- _REQUIRED WORK_
Quote each record exactly, please, leaving none out.

- _RECORDS SHOWN_

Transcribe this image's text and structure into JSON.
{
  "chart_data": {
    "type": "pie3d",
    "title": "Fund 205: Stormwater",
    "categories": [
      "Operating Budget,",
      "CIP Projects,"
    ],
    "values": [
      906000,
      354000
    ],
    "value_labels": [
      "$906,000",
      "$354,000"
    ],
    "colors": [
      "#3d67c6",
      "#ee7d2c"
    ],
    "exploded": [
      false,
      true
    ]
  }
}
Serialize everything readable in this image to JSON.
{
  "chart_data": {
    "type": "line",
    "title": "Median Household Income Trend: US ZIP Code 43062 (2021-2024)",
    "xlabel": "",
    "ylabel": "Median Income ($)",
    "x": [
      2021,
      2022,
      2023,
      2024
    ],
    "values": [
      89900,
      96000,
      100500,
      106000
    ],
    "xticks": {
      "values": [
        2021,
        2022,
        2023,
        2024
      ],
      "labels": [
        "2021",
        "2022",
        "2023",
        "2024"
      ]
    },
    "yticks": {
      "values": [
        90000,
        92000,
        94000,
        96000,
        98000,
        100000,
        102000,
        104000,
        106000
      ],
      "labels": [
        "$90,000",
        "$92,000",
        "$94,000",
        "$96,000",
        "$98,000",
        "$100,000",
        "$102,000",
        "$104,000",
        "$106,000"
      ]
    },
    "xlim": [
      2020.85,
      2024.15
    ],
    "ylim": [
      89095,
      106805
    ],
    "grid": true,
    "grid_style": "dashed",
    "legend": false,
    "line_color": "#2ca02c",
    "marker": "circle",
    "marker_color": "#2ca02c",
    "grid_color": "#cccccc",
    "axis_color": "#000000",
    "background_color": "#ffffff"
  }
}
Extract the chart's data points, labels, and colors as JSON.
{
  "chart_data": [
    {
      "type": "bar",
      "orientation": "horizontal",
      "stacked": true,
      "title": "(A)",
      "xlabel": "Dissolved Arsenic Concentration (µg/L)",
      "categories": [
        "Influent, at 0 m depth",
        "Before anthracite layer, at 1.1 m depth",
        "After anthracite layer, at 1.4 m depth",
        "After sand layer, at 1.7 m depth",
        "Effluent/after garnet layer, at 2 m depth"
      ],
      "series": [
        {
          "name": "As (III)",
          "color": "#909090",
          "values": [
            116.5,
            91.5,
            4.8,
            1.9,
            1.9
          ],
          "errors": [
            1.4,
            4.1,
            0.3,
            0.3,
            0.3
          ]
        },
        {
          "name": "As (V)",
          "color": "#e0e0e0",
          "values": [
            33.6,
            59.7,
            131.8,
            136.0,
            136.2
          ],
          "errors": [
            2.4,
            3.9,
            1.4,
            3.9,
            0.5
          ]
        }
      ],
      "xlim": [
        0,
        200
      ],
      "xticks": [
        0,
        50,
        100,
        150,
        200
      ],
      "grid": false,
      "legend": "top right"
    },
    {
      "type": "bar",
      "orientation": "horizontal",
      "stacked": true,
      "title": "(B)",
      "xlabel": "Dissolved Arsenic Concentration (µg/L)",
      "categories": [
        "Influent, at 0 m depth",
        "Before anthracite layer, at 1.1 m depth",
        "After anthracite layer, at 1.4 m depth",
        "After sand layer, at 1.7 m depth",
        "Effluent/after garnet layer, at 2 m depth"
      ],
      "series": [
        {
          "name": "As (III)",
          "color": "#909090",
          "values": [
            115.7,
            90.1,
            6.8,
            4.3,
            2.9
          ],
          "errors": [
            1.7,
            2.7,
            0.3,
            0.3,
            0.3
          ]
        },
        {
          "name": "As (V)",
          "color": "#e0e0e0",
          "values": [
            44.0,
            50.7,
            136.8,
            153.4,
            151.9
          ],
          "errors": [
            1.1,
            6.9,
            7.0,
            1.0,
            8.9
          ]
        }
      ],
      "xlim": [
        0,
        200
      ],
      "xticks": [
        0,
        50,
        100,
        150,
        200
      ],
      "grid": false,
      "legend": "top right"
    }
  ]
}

- _RESULT BELOW_
Transcribe this image's text and structure into JSON.
{
  "chart_data": {
    "type": "pie3d",
    "title": "Fund 205: Stormwater",
    "categories": [
      "Operating Budget,",
      "CIP Projects,"
    ],
    "values": [
      906000,
      354000
    ],
    "value_labels": [
      "$906,000",
      "$354,000"
    ],
    "colors": [
      "#3d67c6",
      "#ee7d2c"
    ],
    "exploded": [
      false,
      true
    ]
  }
}
Serialize everything readable in this image to JSON.
{
  "chart_data": {
    "type": "line",
    "title": "Median Household Income Trend: US ZIP Code 43062 (2021-2024)",
    "xlabel": "",
    "ylabel": "Median Income ($)",
    "x": [
      2021,
      2022,
      2023,
      2024
    ],
    "values": [
      89900,
      96000,
      100500,
      106000
    ],
    "xticks": {
      "values": [
        2021,
        2022,
        2023,
        2024
      ],
      "labels": [
        "2021",
        "2022",
        "2023",
        "2024"
      ]
    },
    "yticks": {
      "values": [
        90000,
        92000,
        94000,
        96000,
        98000,
        100000,
        102000,
        104000,
        106000
      ],
      "labels": [
        "$90,000",
        "$92,000",
        "$94,000",
        "$96,000",
        "$98,000",
        "$100,000",
        "$102,000",
        "$104,000",
        "$106,000"
      ]
    },
    "xlim": [
      2020.85,
      2024.15
    ],
    "ylim": [
      89095,
      106805
    ],
    "grid": true,
    "grid_style": "dashed",
    "legend": false,
    "line_color": "#2ca02c",
    "marker": "circle",
    "marker_color": "#2ca02c",
    "grid_color": "#cccccc",
    "axis_color": "#000000",
    "background_color": "#ffffff"
  }
}
Extract the chart's data points, labels, and colors as JSON.
{
  "chart_data": [
    {
      "type": "bar",
      "orientation": "horizontal",
      "stacked": true,
      "title": "(A)",
      "xlabel": "Dissolved Arsenic Concentration (µg/L)",
      "categories": [
        "Influent, at 0 m depth",
        "Before anthracite layer, at 1.1 m depth",
        "After anthracite layer, at 1.4 m depth",
        "After sand layer, at 1.7 m depth",
        "Effluent/after garnet layer, at 2 m depth"
      ],
      "series": [
        {
          "name": "As (III)",
          "color": "#909090",
          "values": [
            116.5,
            91.5,
            4.8,
            1.9,
            1.9
          ],
          "errors": [
            1.4,
            4.1,
            0.3,
            0.3,
            0.3
          ]
        },
        {
          "name": "As (V)",
          "color": "#e0e0e0",
          "values": [
            33.6,
            59.7,
            131.8,
            136.0,
            136.2
          ],
          "errors": [
            2.4,
            3.9,
            1.4,
            3.9,
            0.5
          ]
        }
      ],
      "xlim": [
        0,
        200
      ],
      "xticks": [
        0,
        50,
        100,
        150,
        200
      ],
      "grid": false,
      "legend": "top right"
    },
    {
      "type": "bar",
      "orientation": "horizontal",
      "stacked": true,
      "title": "(B)",
      "xlabel": "Dissolved Arsenic Concentration (µg/L)",
      "categories": [
        "Influent, at 0 m depth",
        "Before anthracite layer, at 1.1 m depth",
        "After anthracite layer, at 1.4 m depth",
        "After sand layer, at 1.7 m depth",
        "Effluent/after garnet layer, at 2 m depth"
      ],
      "series": [
        {
          "name": "As (III)",
          "color": "#909090",
          "values": [
            115.7,
            90.1,
            6.8,
            4.3,
            2.9
          ],
          "errors": [
            1.7,
            2.7,
            0.3,
            0.3,
            0.3
          ]
        },
        {
          "name": "As (V)",
          "color": "#e0e0e0",
          "values": [
            44.0,
            50.7,
            136.8,
            153.4,
            151.9
          ],
          "errors": [
            1.1,
            6.9,
            7.0,
            1.0,
            8.9
          ]
        }
      ],
      "xlim": [
        0,
        200
      ],
      "xticks": [
        0,
        50,
        100,
        150,
        200
      ],
      "grid": false,
      "legend": "top right"
    }
  ]
}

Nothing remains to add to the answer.